*Task goal*:
Give the data a second time, exactly and in full.
★ ★ ★ ★
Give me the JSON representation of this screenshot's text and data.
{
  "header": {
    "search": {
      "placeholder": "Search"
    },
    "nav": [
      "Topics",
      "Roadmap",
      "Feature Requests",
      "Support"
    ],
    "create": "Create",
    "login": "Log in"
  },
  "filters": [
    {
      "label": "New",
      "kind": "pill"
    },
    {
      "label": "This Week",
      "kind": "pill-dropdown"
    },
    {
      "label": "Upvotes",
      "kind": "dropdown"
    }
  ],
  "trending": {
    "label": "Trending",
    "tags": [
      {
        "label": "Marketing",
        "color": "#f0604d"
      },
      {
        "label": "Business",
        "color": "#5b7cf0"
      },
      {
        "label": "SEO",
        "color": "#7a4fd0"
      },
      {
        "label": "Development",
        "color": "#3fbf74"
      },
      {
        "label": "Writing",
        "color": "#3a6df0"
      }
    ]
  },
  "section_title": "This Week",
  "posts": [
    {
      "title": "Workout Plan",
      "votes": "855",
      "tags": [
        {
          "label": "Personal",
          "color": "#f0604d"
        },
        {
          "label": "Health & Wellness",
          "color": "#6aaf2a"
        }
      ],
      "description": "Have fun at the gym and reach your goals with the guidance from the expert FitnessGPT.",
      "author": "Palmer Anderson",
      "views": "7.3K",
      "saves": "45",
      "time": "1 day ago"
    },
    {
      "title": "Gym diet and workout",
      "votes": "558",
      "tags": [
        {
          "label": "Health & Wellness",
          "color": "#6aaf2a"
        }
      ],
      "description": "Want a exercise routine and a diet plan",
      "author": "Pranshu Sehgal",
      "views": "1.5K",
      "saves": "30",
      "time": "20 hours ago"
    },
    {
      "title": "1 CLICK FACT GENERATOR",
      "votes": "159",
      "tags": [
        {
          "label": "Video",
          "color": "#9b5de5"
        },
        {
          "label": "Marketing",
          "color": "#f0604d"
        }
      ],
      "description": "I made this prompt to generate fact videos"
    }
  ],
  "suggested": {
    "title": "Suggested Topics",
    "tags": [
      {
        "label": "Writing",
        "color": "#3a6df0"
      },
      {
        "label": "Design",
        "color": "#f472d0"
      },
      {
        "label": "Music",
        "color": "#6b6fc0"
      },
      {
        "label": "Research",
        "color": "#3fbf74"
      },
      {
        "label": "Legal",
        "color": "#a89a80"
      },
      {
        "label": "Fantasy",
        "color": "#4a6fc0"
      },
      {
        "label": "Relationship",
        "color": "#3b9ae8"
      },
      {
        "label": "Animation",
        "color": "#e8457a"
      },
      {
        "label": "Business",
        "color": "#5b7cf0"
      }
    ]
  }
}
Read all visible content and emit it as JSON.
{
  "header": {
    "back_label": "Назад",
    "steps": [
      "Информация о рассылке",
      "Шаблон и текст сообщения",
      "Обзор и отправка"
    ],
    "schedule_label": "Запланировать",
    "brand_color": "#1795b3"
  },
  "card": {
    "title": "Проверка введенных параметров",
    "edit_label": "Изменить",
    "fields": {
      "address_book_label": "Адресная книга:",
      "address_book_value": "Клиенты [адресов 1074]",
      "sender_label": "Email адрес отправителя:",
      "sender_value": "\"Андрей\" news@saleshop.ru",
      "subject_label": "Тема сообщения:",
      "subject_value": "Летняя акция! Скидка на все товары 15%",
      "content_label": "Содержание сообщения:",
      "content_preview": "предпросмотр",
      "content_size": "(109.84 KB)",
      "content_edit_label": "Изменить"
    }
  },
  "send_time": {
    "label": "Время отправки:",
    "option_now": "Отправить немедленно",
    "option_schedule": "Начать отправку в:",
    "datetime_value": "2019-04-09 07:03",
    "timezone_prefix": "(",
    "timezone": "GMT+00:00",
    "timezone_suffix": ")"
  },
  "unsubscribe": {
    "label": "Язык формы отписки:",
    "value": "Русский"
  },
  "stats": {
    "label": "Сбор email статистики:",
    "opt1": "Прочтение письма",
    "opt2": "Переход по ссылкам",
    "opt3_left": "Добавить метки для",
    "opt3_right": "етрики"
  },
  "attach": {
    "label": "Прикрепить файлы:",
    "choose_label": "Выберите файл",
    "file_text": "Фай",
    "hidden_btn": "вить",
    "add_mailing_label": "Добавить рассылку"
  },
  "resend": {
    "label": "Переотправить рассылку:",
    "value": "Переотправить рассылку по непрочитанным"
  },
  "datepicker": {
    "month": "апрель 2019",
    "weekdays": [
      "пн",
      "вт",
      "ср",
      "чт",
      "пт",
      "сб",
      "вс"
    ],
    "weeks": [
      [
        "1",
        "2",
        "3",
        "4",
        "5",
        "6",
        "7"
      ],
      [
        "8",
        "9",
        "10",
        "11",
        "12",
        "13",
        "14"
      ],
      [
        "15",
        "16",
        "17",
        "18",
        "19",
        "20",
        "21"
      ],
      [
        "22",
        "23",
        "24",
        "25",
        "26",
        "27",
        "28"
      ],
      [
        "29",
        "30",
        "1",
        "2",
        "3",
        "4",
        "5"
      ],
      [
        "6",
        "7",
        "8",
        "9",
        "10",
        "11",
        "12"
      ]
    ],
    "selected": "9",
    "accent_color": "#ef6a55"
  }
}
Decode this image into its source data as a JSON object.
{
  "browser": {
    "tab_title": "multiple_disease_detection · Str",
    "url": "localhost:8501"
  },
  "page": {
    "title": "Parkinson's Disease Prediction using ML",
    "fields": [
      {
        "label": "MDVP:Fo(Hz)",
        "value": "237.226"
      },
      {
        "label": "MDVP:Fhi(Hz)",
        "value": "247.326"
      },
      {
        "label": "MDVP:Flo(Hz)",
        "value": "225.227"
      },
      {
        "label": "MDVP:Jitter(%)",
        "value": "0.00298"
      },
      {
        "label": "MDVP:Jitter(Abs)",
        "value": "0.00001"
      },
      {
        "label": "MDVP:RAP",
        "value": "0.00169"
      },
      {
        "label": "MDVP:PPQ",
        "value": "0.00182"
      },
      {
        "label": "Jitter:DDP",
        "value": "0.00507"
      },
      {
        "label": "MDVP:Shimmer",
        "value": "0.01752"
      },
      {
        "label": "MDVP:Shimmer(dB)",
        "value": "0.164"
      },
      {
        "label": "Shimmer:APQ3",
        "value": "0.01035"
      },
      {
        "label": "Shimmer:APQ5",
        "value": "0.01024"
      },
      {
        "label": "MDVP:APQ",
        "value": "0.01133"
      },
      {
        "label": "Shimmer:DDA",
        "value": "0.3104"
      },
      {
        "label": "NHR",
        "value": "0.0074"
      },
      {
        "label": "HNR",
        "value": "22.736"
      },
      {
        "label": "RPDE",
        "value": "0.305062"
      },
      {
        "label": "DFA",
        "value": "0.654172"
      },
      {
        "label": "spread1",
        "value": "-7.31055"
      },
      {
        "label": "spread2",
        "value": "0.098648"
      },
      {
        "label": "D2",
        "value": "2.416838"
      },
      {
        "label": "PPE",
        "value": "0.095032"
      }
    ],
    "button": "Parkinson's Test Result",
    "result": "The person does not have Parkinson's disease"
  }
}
★ ★ ★ ★
*Task solution*:
Give me the JSON representation of this screenshot's text and data.
{
  "header": {
    "search": {
      "placeholder": "Search"
    },
    "nav": [
      "Topics",
      "Roadmap",
      "Feature Requests",
      "Support"
    ],
    "create": "Create",
    "login": "Log in"
  },
  "filters": [
    {
      "label": "New",
      "kind": "pill"
    },
    {
      "label": "This Week",
      "kind": "pill-dropdown"
    },
    {
      "label": "Upvotes",
      "kind": "dropdown"
    }
  ],
  "trending": {
    "label": "Trending",
    "tags": [
      {
        "label": "Marketing",
        "color": "#f0604d"
      },
      {
        "label": "Business",
        "color": "#5b7cf0"
      },
      {
        "label": "SEO",
        "color": "#7a4fd0"
      },
      {
        "label": "Development",
        "color": "#3fbf74"
      },
      {
        "label": "Writing",
        "color": "#3a6df0"
      }
    ]
  },
  "section_title": "This Week",
  "posts": [
    {
      "title": "Workout Plan",
      "votes": "855",
      "tags": [
        {
          "label": "Personal",
          "color": "#f0604d"
        },
        {
          "label": "Health & Wellness",
          "color": "#6aaf2a"
        }
      ],
      "description": "Have fun at the gym and reach your goals with the guidance from the expert FitnessGPT.",
      "author": "Palmer Anderson",
      "views": "7.3K",
      "saves": "45",
      "time": "1 day ago"
    },
    {
      "title": "Gym diet and workout",
      "votes": "558",
      "tags": [
        {
          "label": "Health & Wellness",
          "color": "#6aaf2a"
        }
      ],
      "description": "Want a exercise routine and a diet plan",
      "author": "Pranshu Sehgal",
      "views": "1.5K",
      "saves": "30",
      "time": "20 hours ago"
    },
    {
      "title": "1 CLICK FACT GENERATOR",
      "votes": "159",
      "tags": [
        {
          "label": "Video",
          "color": "#9b5de5"
        },
        {
          "label": "Marketing",
          "color": "#f0604d"
        }
      ],
      "description": "I made this prompt to generate fact videos"
    }
  ],
  "suggested": {
    "title": "Suggested Topics",
    "tags": [
      {
        "label": "Writing",
        "color": "#3a6df0"
      },
      {
        "label": "Design",
        "color": "#f472d0"
      },
      {
        "label": "Music",
        "color": "#6b6fc0"
      },
      {
        "label": "Research",
        "color": "#3fbf74"
      },
      {
        "label": "Legal",
        "color": "#a89a80"
      },
      {
        "label": "Fantasy",
        "color": "#4a6fc0"
      },
      {
        "label": "Relationship",
        "color": "#3b9ae8"
      },
      {
        "label": "Animation",
        "color": "#e8457a"
      },
      {
        "label": "Business",
        "color": "#5b7cf0"
      }
    ]
  }
}
Read all visible content and emit it as JSON.
{
  "header": {
    "back_label": "Назад",
    "steps": [
      "Информация о рассылке",
      "Шаблон и текст сообщения",
      "Обзор и отправка"
    ],
    "schedule_label": "Запланировать",
    "brand_color": "#1795b3"
  },
  "card": {
    "title": "Проверка введенных параметров",
    "edit_label": "Изменить",
    "fields": {
      "address_book_label": "Адресная книга:",
      "address_book_value": "Клиенты [адресов 1074]",
      "sender_label": "Email адрес отправителя:",
      "sender_value": "\"Андрей\" news@saleshop.ru",
      "subject_label": "Тема сообщения:",
      "subject_value": "Летняя акция! Скидка на все товары 15%",
      "content_label": "Содержание сообщения:",
      "content_preview": "предпросмотр",
      "content_size": "(109.84 KB)",
      "content_edit_label": "Изменить"
    }
  },
  "send_time": {
    "label": "Время отправки:",
    "option_now": "Отправить немедленно",
    "option_schedule": "Начать отправку в:",
    "datetime_value": "2019-04-09 07:03",
    "timezone_prefix": "(",
    "timezone": "GMT+00:00",
    "timezone_suffix": ")"
  },
  "unsubscribe": {
    "label": "Язык формы отписки:",
    "value": "Русский"
  },
  "stats": {
    "label": "Сбор email статистики:",
    "opt1": "Прочтение письма",
    "opt2": "Переход по ссылкам",
    "opt3_left": "Добавить метки для",
    "opt3_right": "етрики"
  },
  "attach": {
    "label": "Прикрепить файлы:",
    "choose_label": "Выберите файл",
    "file_text": "Фай",
    "hidden_btn": "вить",
    "add_mailing_label": "Добавить рассылку"
  },
  "resend": {
    "label": "Переотправить рассылку:",
    "value": "Переотправить рассылку по непрочитанным"
  },
  "datepicker": {
    "month": "апрель 2019",
    "weekdays": [
      "пн",
      "вт",
      "ср",
      "чт",
      "пт",
      "сб",
      "вс"
    ],
    "weeks": [
      [
        "1",
        "2",
        "3",
        "4",
        "5",
        "6",
        "7"
      ],
      [
        "8",
        "9",
        "10",
        "11",
        "12",
        "13",
        "14"
      ],
      [
        "15",
        "16",
        "17",
        "18",
        "19",
        "20",
        "21"
      ],
      [
        "22",
        "23",
        "24",
        "25",
        "26",
        "27",
        "28"
      ],
      [
        "29",
        "30",
        "1",
        "2",
        "3",
        "4",
        "5"
      ],
      [
        "6",
        "7",
        "8",
        "9",
        "10",
        "11",
        "12"
      ]
    ],
    "selected": "9",
    "accent_color": "#ef6a55"
  }
}
Decode this image into its source data as a JSON object.
{
  "browser": {
    "tab_title": "multiple_disease_detection · Str",
    "url": "localhost:8501"
  },
  "page": {
    "title": "Parkinson's Disease Prediction using ML",
    "fields": [
      {
        "label": "MDVP:Fo(Hz)",
        "value": "237.226"
      },
      {
        "label": "MDVP:Fhi(Hz)",
        "value": "247.326"
      },
      {
        "label": "MDVP:Flo(Hz)",
        "value": "225.227"
      },
      {
        "label": "MDVP:Jitter(%)",
        "value": "0.00298"
      },
      {
        "label": "MDVP:Jitter(Abs)",
        "value": "0.00001"
      },
      {
        "label": "MDVP:RAP",
        "value": "0.00169"
      },
      {
        "label": "MDVP:PPQ",
        "value": "0.00182"
      },
      {
        "label": "Jitter:DDP",
        "value": "0.00507"
      },
      {
        "label": "MDVP:Shimmer",
        "value": "0.01752"
      },
      {
        "label": "MDVP:Shimmer(dB)",
        "value": "0.164"
      },
      {
        "label": "Shimmer:APQ3",
        "value": "0.01035"
      },
      {
        "label": "Shimmer:APQ5",
        "value": "0.01024"
      },
      {
        "label": "MDVP:APQ",
        "value": "0.01133"
      },
      {
        "label": "Shimmer:DDA",
        "value": "0.3104"
      },
      {
        "label": "NHR",
        "value": "0.0074"
      },
      {
        "label": "HNR",
        "value": "22.736"
      },
      {
        "label": "RPDE",
        "value": "0.305062"
      },
      {
        "label": "DFA",
        "value": "0.654172"
      },
      {
        "label": "spread1",
        "value": "-7.31055"
      },
      {
        "label": "spread2",
        "value": "0.098648"
      },
      {
        "label": "D2",
        "value": "2.416838"
      },
      {
        "label": "PPE",
        "value": "0.095032"
      }
    ],
    "button": "Parkinson's Test Result",
    "result": "The person does not have Parkinson's disease"
  }
}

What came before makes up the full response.